Task requirements
Make an exact transcription of the material, leaving out all images.

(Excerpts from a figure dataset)
---------------
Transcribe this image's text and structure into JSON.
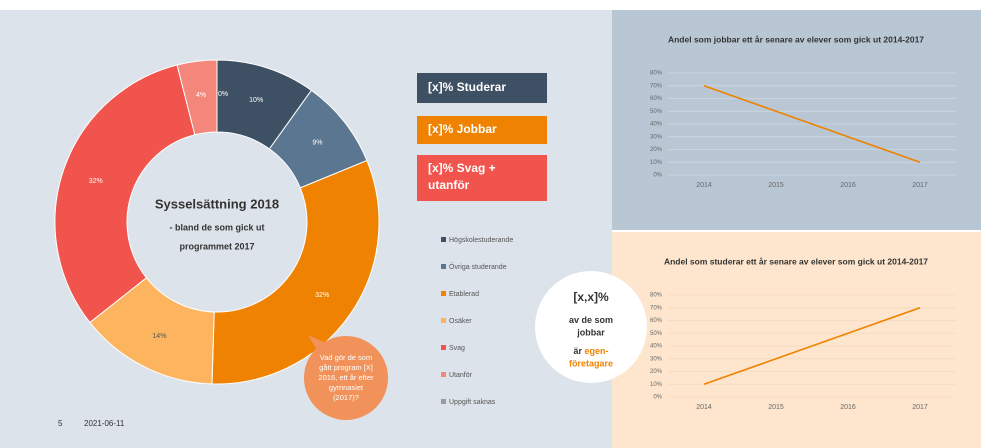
{
  "chart_data": [
    {
      "type": "pie",
      "title": "Sysselsättning 2018",
      "subtitle": [
        "- bland de som gick ut",
        "programmet 2017"
      ],
      "categories": [
        "Högskolestuderande",
        "Övriga studerande",
        "Etablerad",
        "Osäker",
        "Svag",
        "Utanför",
        "Uppgift saknas"
      ],
      "values": [
        10,
        9,
        32,
        14,
        32,
        4,
        0
      ],
      "value_labels": [
        "10%",
        "9%",
        "32%",
        "14%",
        "32%",
        "4%",
        "0%"
      ],
      "colors": [
        "#3e5064",
        "#5b7690",
        "#ef8200",
        "#fdb45f",
        "#f1544c",
        "#f4877c",
        "#9a9a9a"
      ]
    },
    {
      "type": "line",
      "title": "Andel som jobbar ett år senare av elever som gick ut 2014-2017",
      "categories": [
        "2014",
        "2015",
        "2016",
        "2017"
      ],
      "values": [
        70,
        50,
        30,
        10
      ],
      "color": "#ef8200",
      "ylim": [
        0,
        80
      ],
      "yticks": [
        {
          "value": 0,
          "label": "0%"
        },
        {
          "value": 10,
          "label": "10%"
        },
        {
          "value": 20,
          "label": "20%"
        },
        {
          "value": 30,
          "label": "30%"
        },
        {
          "value": 40,
          "label": "40%"
        },
        {
          "value": 50,
          "label": "50%"
        },
        {
          "value": 60,
          "label": "60%"
        },
        {
          "value": 70,
          "label": "70%"
        },
        {
          "value": 80,
          "label": "80%"
        }
      ],
      "grid": true
    },
    {
      "type": "line",
      "title": "Andel som studerar ett år senare av elever som gick ut 2014-2017",
      "categories": [
        "2014",
        "2015",
        "2016",
        "2017"
      ],
      "values": [
        10,
        30,
        50,
        70
      ],
      "color": "#ef8200",
      "ylim": [
        0,
        80
      ],
      "yticks": [
        {
          "value": 0,
          "label": "0%"
        },
        {
          "value": 10,
          "label": "10%"
        },
        {
          "value": 20,
          "label": "20%"
        },
        {
          "value": 30,
          "label": "30%"
        },
        {
          "value": 40,
          "label": "40%"
        },
        {
          "value": 50,
          "label": "50%"
        },
        {
          "value": 60,
          "label": "60%"
        },
        {
          "value": 70,
          "label": "70%"
        },
        {
          "value": 80,
          "label": "80%"
        }
      ],
      "grid": true
    }
  ],
  "callouts": {
    "boxes": [
      "[x]% Studerar",
      "[x]% Jobbar",
      [
        "[x]% Svag +",
        "utanför"
      ]
    ],
    "bubble": [
      "Vad gör de som",
      "gått program [X]",
      "2016, ett år efter",
      "gymnasiet",
      "(2017)?"
    ],
    "circle": {
      "lines": [
        "[x,x]%",
        "av de som",
        "jobbar"
      ],
      "prefix": "är",
      "highlight": [
        "egen-",
        "företagare"
      ]
    }
  },
  "footer": {
    "page": "5",
    "date": "2021-06-11"
  }
}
---------------
Task answer
Transcribe this image's text and structure into JSON.
{
  "chart_data": [
    {
      "type": "pie",
      "title": "Sysselsättning 2018",
      "subtitle": [
        "- bland de som gick ut",
        "programmet 2017"
      ],
      "categories": [
        "Högskolestuderande",
        "Övriga studerande",
        "Etablerad",
        "Osäker",
        "Svag",
        "Utanför",
        "Uppgift saknas"
      ],
      "values": [
        10,
        9,
        32,
        14,
        32,
        4,
        0
      ],
      "value_labels": [
        "10%",
        "9%",
        "32%",
        "14%",
        "32%",
        "4%",
        "0%"
      ],
      "colors": [
        "#3e5064",
        "#5b7690",
        "#ef8200",
        "#fdb45f",
        "#f1544c",
        "#f4877c",
        "#9a9a9a"
      ]
    },
    {
      "type": "line",
      "title": "Andel som jobbar ett år senare av elever som gick ut 2014-2017",
      "categories": [
        "2014",
        "2015",
        "2016",
        "2017"
      ],
      "values": [
        70,
        50,
        30,
        10
      ],
      "color": "#ef8200",
      "ylim": [
        0,
        80
      ],
      "yticks": [
        {
          "value": 0,
          "label": "0%"
        },
        {
          "value": 10,
          "label": "10%"
        },
        {
          "value": 20,
          "label": "20%"
        },
        {
          "value": 30,
          "label": "30%"
        },
        {
          "value": 40,
          "label": "40%"
        },
        {
          "value": 50,
          "label": "50%"
        },
        {
          "value": 60,
          "label": "60%"
        },
        {
          "value": 70,
          "label": "70%"
        },
        {
          "value": 80,
          "label": "80%"
        }
      ],
      "grid": true
    },
    {
      "type": "line",
      "title": "Andel som studerar ett år senare av elever som gick ut 2014-2017",
      "categories": [
        "2014",
        "2015",
        "2016",
        "2017"
      ],
      "values": [
        10,
        30,
        50,
        70
      ],
      "color": "#ef8200",
      "ylim": [
        0,
        80
      ],
      "yticks": [
        {
          "value": 0,
          "label": "0%"
        },
        {
          "value": 10,
          "label": "10%"
        },
        {
          "value": 20,
          "label": "20%"
        },
        {
          "value": 30,
          "label": "30%"
        },
        {
          "value": 40,
          "label": "40%"
        },
        {
          "value": 50,
          "label": "50%"
        },
        {
          "value": 60,
          "label": "60%"
        },
        {
          "value": 70,
          "label": "70%"
        },
        {
          "value": 80,
          "label": "80%"
        }
      ],
      "grid": true
    }
  ],
  "callouts": {
    "boxes": [
      "[x]% Studerar",
      "[x]% Jobbar",
      [
        "[x]% Svag +",
        "utanför"
      ]
    ],
    "bubble": [
      "Vad gör de som",
      "gått program [X]",
      "2016, ett år efter",
      "gymnasiet",
      "(2017)?"
    ],
    "circle": {
      "lines": [
        "[x,x]%",
        "av de som",
        "jobbar"
      ],
      "prefix": "är",
      "highlight": [
        "egen-",
        "företagare"
      ]
    }
  },
  "footer": {
    "page": "5",
    "date": "2021-06-11"
  }
}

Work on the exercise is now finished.